WHAT YOU ARE ASKED TO DO:
Reproduce all lines of the listing below in which the word "object" occurs.

******************************

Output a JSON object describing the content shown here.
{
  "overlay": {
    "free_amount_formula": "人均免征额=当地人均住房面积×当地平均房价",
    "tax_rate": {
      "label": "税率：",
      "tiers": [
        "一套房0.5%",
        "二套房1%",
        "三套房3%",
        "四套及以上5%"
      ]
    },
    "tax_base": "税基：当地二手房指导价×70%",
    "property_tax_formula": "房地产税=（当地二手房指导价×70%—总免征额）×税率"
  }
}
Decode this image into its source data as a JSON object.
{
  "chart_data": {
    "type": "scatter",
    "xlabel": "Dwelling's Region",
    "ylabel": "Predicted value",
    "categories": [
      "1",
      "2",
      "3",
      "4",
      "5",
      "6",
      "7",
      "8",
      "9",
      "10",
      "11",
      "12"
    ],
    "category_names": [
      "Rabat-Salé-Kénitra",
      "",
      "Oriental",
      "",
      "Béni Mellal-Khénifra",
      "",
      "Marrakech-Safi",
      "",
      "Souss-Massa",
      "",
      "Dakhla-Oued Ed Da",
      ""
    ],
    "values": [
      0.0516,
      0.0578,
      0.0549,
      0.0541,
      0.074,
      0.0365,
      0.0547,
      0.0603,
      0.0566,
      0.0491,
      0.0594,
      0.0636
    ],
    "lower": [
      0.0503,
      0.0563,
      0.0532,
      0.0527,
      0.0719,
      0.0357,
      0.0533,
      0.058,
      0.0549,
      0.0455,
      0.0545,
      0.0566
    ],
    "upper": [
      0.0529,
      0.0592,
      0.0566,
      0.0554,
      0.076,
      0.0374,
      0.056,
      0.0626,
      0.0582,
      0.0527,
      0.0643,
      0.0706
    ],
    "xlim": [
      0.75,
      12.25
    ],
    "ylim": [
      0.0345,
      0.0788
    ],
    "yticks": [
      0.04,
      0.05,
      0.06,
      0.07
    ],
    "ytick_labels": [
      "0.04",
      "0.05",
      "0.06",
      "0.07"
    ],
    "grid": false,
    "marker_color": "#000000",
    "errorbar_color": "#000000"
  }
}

******************************

FINISHED ANSWER:
Output a JSON object describing the content shown here.
Decode this image into its source data as a JSON object.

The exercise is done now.